» **Records provided**
++++

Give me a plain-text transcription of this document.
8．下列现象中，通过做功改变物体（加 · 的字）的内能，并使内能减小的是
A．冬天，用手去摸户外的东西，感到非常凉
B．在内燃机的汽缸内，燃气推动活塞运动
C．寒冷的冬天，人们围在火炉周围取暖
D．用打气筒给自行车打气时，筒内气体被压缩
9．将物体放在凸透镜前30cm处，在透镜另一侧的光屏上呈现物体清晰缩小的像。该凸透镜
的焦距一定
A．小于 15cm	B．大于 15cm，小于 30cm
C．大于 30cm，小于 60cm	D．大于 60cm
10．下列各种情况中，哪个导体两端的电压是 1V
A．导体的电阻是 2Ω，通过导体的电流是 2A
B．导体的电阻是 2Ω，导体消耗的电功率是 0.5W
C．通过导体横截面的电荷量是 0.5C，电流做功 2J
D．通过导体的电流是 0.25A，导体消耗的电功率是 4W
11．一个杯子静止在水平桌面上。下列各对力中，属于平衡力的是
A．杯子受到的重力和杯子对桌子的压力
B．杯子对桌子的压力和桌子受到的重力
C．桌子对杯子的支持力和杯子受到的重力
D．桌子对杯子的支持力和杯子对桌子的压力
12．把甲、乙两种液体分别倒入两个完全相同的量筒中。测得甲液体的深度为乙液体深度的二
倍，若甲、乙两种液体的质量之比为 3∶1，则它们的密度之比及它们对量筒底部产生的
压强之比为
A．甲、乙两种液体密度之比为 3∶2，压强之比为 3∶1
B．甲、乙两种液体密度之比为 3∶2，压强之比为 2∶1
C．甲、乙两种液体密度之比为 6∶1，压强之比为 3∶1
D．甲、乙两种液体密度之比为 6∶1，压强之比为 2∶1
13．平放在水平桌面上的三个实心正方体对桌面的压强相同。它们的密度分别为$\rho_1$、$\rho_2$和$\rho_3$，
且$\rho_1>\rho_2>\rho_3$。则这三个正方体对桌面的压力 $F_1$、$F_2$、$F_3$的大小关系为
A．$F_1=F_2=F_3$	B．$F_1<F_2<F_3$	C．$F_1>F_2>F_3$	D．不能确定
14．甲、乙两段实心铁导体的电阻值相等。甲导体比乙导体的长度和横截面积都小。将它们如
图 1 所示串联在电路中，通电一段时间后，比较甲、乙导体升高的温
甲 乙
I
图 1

++++

» **Problem**
Gather each line in the data that holds the string "导体消耗的电功率是".

» **Answer to this task**
B．导体的电阻是 2Ω，导体消耗的电功率是 0.5W
D．通过导体的电流是 0.25A，导体消耗的电功率是 4W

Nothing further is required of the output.